--- WHAT THE EXERCISE ASKS ---
Quote all of the data below exactly, please.

--- RECORDS PROVIDED ---
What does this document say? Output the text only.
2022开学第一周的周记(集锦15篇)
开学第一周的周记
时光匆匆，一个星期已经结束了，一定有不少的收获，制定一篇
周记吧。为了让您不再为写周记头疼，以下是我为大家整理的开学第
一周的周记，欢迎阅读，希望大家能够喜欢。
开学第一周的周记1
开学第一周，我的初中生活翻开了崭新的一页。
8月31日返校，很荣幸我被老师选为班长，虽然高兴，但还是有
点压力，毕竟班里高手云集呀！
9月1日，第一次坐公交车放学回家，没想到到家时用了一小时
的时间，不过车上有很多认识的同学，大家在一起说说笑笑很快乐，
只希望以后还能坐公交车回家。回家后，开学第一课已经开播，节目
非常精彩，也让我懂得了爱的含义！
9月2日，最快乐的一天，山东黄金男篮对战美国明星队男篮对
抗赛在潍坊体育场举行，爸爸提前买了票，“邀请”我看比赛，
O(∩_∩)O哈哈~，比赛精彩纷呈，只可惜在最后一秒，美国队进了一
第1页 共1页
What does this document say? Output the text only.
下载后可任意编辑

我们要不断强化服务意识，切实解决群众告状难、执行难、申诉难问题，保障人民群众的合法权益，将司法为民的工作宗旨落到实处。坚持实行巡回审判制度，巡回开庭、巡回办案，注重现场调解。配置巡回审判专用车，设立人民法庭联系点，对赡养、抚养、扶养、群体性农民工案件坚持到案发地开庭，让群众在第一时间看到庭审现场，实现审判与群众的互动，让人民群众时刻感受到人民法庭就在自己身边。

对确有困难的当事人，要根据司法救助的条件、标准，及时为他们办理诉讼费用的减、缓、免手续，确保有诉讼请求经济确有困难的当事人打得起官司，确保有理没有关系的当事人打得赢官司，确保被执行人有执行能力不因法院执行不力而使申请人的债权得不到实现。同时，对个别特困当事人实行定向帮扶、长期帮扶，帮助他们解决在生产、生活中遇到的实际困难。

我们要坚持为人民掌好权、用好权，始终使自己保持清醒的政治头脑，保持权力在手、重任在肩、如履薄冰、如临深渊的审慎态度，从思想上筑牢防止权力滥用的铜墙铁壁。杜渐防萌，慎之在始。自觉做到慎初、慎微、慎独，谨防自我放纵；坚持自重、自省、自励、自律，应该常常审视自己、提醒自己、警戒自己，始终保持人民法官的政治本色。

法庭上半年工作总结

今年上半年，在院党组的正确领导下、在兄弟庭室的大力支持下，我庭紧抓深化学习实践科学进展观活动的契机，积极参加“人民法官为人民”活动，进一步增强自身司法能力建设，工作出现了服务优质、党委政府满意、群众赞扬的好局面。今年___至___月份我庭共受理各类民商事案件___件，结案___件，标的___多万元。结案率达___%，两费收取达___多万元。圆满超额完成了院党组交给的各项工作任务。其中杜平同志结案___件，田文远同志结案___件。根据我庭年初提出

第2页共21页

--- EXPECTED ANSWER ---
What does this document say? Output the text only.
2022开学第一周的周记(集锦15篇)
开学第一周的周记
时光匆匆，一个星期已经结束了，一定有不少的收获，制定一篇
周记吧。为了让您不再为写周记头疼，以下是我为大家整理的开学第
一周的周记，欢迎阅读，希望大家能够喜欢。
开学第一周的周记1
开学第一周，我的初中生活翻开了崭新的一页。
8月31日返校，很荣幸我被老师选为班长，虽然高兴，但还是有
点压力，毕竟班里高手云集呀！
9月1日，第一次坐公交车放学回家，没想到到家时用了一小时
的时间，不过车上有很多认识的同学，大家在一起说说笑笑很快乐，
只希望以后还能坐公交车回家。回家后，开学第一课已经开播，节目
非常精彩，也让我懂得了爱的含义！
9月2日，最快乐的一天，山东黄金男篮对战美国明星队男篮对
抗赛在潍坊体育场举行，爸爸提前买了票，“邀请”我看比赛，
O(∩_∩)O哈哈~，比赛精彩纷呈，只可惜在最后一秒，美国队进了一
第1页 共1页
What does this document say? Output the text only.
下载后可任意编辑

我们要不断强化服务意识，切实解决群众告状难、执行难、申诉难问题，保障人民群众的合法权益，将司法为民的工作宗旨落到实处。坚持实行巡回审判制度，巡回开庭、巡回办案，注重现场调解。配置巡回审判专用车，设立人民法庭联系点，对赡养、抚养、扶养、群体性农民工案件坚持到案发地开庭，让群众在第一时间看到庭审现场，实现审判与群众的互动，让人民群众时刻感受到人民法庭就在自己身边。

对确有困难的当事人，要根据司法救助的条件、标准，及时为他们办理诉讼费用的减、缓、免手续，确保有诉讼请求经济确有困难的当事人打得起官司，确保有理没有关系的当事人打得赢官司，确保被执行人有执行能力不因法院执行不力而使申请人的债权得不到实现。同时，对个别特困当事人实行定向帮扶、长期帮扶，帮助他们解决在生产、生活中遇到的实际困难。

我们要坚持为人民掌好权、用好权，始终使自己保持清醒的政治头脑，保持权力在手、重任在肩、如履薄冰、如临深渊的审慎态度，从思想上筑牢防止权力滥用的铜墙铁壁。杜渐防萌，慎之在始。自觉做到慎初、慎微、慎独，谨防自我放纵；坚持自重、自省、自励、自律，应该常常审视自己、提醒自己、警戒自己，始终保持人民法官的政治本色。

法庭上半年工作总结

今年上半年，在院党组的正确领导下、在兄弟庭室的大力支持下，我庭紧抓深化学习实践科学进展观活动的契机，积极参加“人民法官为人民”活动，进一步增强自身司法能力建设，工作出现了服务优质、党委政府满意、群众赞扬的好局面。今年___至___月份我庭共受理各类民商事案件___件，结案___件，标的___多万元。结案率达___%，两费收取达___多万元。圆满超额完成了院党组交给的各项工作任务。其中杜平同志结案___件，田文远同志结案___件。根据我庭年初提出

第2页共21页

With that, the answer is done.